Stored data
-*-*-

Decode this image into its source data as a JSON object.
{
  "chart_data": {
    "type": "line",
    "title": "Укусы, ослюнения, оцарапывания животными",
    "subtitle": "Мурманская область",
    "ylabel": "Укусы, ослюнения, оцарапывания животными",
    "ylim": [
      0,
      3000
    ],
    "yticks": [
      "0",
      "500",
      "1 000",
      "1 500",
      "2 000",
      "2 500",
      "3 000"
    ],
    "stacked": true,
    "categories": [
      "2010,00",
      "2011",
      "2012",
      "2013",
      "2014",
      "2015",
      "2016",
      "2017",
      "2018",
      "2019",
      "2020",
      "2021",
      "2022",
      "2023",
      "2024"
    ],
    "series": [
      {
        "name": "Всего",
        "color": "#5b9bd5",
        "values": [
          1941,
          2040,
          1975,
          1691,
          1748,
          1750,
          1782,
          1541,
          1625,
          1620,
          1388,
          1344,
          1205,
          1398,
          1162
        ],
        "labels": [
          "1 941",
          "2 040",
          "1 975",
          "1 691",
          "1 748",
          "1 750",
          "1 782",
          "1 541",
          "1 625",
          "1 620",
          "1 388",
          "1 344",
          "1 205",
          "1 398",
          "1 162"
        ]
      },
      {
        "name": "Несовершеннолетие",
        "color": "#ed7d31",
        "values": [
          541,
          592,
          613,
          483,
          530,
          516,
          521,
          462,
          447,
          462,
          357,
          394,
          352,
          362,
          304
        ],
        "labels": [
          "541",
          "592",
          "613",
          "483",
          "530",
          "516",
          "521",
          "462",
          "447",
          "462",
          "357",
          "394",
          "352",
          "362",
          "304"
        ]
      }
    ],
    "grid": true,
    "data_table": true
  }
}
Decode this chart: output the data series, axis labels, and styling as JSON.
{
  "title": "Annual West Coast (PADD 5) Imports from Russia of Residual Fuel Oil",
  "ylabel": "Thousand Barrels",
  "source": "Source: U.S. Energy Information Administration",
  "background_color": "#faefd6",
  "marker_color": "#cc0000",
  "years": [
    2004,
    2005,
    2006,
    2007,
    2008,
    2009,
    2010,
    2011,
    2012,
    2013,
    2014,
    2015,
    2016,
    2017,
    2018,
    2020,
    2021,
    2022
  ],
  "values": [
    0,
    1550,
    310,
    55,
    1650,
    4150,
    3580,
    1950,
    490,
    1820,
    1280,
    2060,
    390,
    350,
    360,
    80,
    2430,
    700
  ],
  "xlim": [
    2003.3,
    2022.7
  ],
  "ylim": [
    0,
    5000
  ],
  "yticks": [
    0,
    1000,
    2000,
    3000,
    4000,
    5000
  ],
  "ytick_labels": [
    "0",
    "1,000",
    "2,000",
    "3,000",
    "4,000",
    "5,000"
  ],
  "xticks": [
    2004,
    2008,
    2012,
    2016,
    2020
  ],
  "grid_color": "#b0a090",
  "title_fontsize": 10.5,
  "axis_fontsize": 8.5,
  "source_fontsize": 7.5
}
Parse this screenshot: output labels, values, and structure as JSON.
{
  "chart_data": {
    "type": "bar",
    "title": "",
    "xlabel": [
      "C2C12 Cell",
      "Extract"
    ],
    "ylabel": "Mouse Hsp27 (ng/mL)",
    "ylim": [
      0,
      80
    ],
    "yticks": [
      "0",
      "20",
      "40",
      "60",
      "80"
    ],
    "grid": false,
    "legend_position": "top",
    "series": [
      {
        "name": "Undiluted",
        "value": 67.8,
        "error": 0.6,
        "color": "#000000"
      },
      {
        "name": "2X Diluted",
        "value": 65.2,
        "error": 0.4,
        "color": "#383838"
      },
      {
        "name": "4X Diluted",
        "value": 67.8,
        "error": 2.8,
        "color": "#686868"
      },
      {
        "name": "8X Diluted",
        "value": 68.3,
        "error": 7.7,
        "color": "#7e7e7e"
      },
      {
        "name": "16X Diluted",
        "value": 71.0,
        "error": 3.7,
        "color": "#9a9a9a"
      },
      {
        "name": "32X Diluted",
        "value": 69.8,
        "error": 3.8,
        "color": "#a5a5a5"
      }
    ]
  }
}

-*-*-

> _AIM_:
Transcribe all of the material exactly. Omit nothing.

> _TASK OUTPUT_:
Decode this image into its source data as a JSON object.
{
  "chart_data": {
    "type": "line",
    "title": "Укусы, ослюнения, оцарапывания животными",
    "subtitle": "Мурманская область",
    "ylabel": "Укусы, ослюнения, оцарапывания животными",
    "ylim": [
      0,
      3000
    ],
    "yticks": [
      "0",
      "500",
      "1 000",
      "1 500",
      "2 000",
      "2 500",
      "3 000"
    ],
    "stacked": true,
    "categories": [
      "2010,00",
      "2011",
      "2012",
      "2013",
      "2014",
      "2015",
      "2016",
      "2017",
      "2018",
      "2019",
      "2020",
      "2021",
      "2022",
      "2023",
      "2024"
    ],
    "series": [
      {
        "name": "Всего",
        "color": "#5b9bd5",
        "values": [
          1941,
          2040,
          1975,
          1691,
          1748,
          1750,
          1782,
          1541,
          1625,
          1620,
          1388,
          1344,
          1205,
          1398,
          1162
        ],
        "labels": [
          "1 941",
          "2 040",
          "1 975",
          "1 691",
          "1 748",
          "1 750",
          "1 782",
          "1 541",
          "1 625",
          "1 620",
          "1 388",
          "1 344",
          "1 205",
          "1 398",
          "1 162"
        ]
      },
      {
        "name": "Несовершеннолетие",
        "color": "#ed7d31",
        "values": [
          541,
          592,
          613,
          483,
          530,
          516,
          521,
          462,
          447,
          462,
          357,
          394,
          352,
          362,
          304
        ],
        "labels": [
          "541",
          "592",
          "613",
          "483",
          "530",
          "516",
          "521",
          "462",
          "447",
          "462",
          "357",
          "394",
          "352",
          "362",
          "304"
        ]
      }
    ],
    "grid": true,
    "data_table": true
  }
}
Decode this chart: output the data series, axis labels, and styling as JSON.
{
  "title": "Annual West Coast (PADD 5) Imports from Russia of Residual Fuel Oil",
  "ylabel": "Thousand Barrels",
  "source": "Source: U.S. Energy Information Administration",
  "background_color": "#faefd6",
  "marker_color": "#cc0000",
  "years": [
    2004,
    2005,
    2006,
    2007,
    2008,
    2009,
    2010,
    2011,
    2012,
    2013,
    2014,
    2015,
    2016,
    2017,
    2018,
    2020,
    2021,
    2022
  ],
  "values": [
    0,
    1550,
    310,
    55,
    1650,
    4150,
    3580,
    1950,
    490,
    1820,
    1280,
    2060,
    390,
    350,
    360,
    80,
    2430,
    700
  ],
  "xlim": [
    2003.3,
    2022.7
  ],
  "ylim": [
    0,
    5000
  ],
  "yticks": [
    0,
    1000,
    2000,
    3000,
    4000,
    5000
  ],
  "ytick_labels": [
    "0",
    "1,000",
    "2,000",
    "3,000",
    "4,000",
    "5,000"
  ],
  "xticks": [
    2004,
    2008,
    2012,
    2016,
    2020
  ],
  "grid_color": "#b0a090",
  "title_fontsize": 10.5,
  "axis_fontsize": 8.5,
  "source_fontsize": 7.5
}
Parse this screenshot: output labels, values, and structure as JSON.
{
  "chart_data": {
    "type": "bar",
    "title": "",
    "xlabel": [
      "C2C12 Cell",
      "Extract"
    ],
    "ylabel": "Mouse Hsp27 (ng/mL)",
    "ylim": [
      0,
      80
    ],
    "yticks": [
      "0",
      "20",
      "40",
      "60",
      "80"
    ],
    "grid": false,
    "legend_position": "top",
    "series": [
      {
        "name": "Undiluted",
        "value": 67.8,
        "error": 0.6,
        "color": "#000000"
      },
      {
        "name": "2X Diluted",
        "value": 65.2,
        "error": 0.4,
        "color": "#383838"
      },
      {
        "name": "4X Diluted",
        "value": 67.8,
        "error": 2.8,
        "color": "#686868"
      },
      {
        "name": "8X Diluted",
        "value": 68.3,
        "error": 7.7,
        "color": "#7e7e7e"
      },
      {
        "name": "16X Diluted",
        "value": 71.0,
        "error": 3.7,
        "color": "#9a9a9a"
      },
      {
        "name": "32X Diluted",
        "value": 69.8,
        "error": 3.8,
        "color": "#a5a5a5"
      }
    ]
  }
}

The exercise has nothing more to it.